AIM:
Write each line out again exactly as written.

RECORD LIST:
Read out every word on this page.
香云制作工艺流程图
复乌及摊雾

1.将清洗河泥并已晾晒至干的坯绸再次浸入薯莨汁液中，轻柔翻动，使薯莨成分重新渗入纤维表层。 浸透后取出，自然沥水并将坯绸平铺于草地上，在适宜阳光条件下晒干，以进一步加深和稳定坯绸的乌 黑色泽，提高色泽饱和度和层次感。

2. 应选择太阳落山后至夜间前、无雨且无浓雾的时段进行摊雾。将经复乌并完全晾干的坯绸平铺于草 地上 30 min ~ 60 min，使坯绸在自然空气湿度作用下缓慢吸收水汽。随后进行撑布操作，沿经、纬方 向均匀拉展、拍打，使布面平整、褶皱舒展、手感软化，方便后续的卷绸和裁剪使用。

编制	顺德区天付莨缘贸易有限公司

TASK SOLUTION:
Read out every word on this page.
香云制作工艺流程图
复乌及摊雾

1.将清洗河泥并已晾晒至干的坯绸再次浸入薯莨汁液中，轻柔翻动，使薯莨成分重新渗入纤维表层。 浸透后取出，自然沥水并将坯绸平铺于草地上，在适宜阳光条件下晒干，以进一步加深和稳定坯绸的乌 黑色泽，提高色泽饱和度和层次感。

2. 应选择太阳落山后至夜间前、无雨且无浓雾的时段进行摊雾。将经复乌并完全晾干的坯绸平铺于草 地上 30 min ~ 60 min，使坯绸在自然空气湿度作用下缓慢吸收水汽。随后进行撑布操作，沿经、纬方 向均匀拉展、拍打，使布面平整、褶皱舒展、手感软化，方便后续的卷绸和裁剪使用。

编制	顺德区天付莨缘贸易有限公司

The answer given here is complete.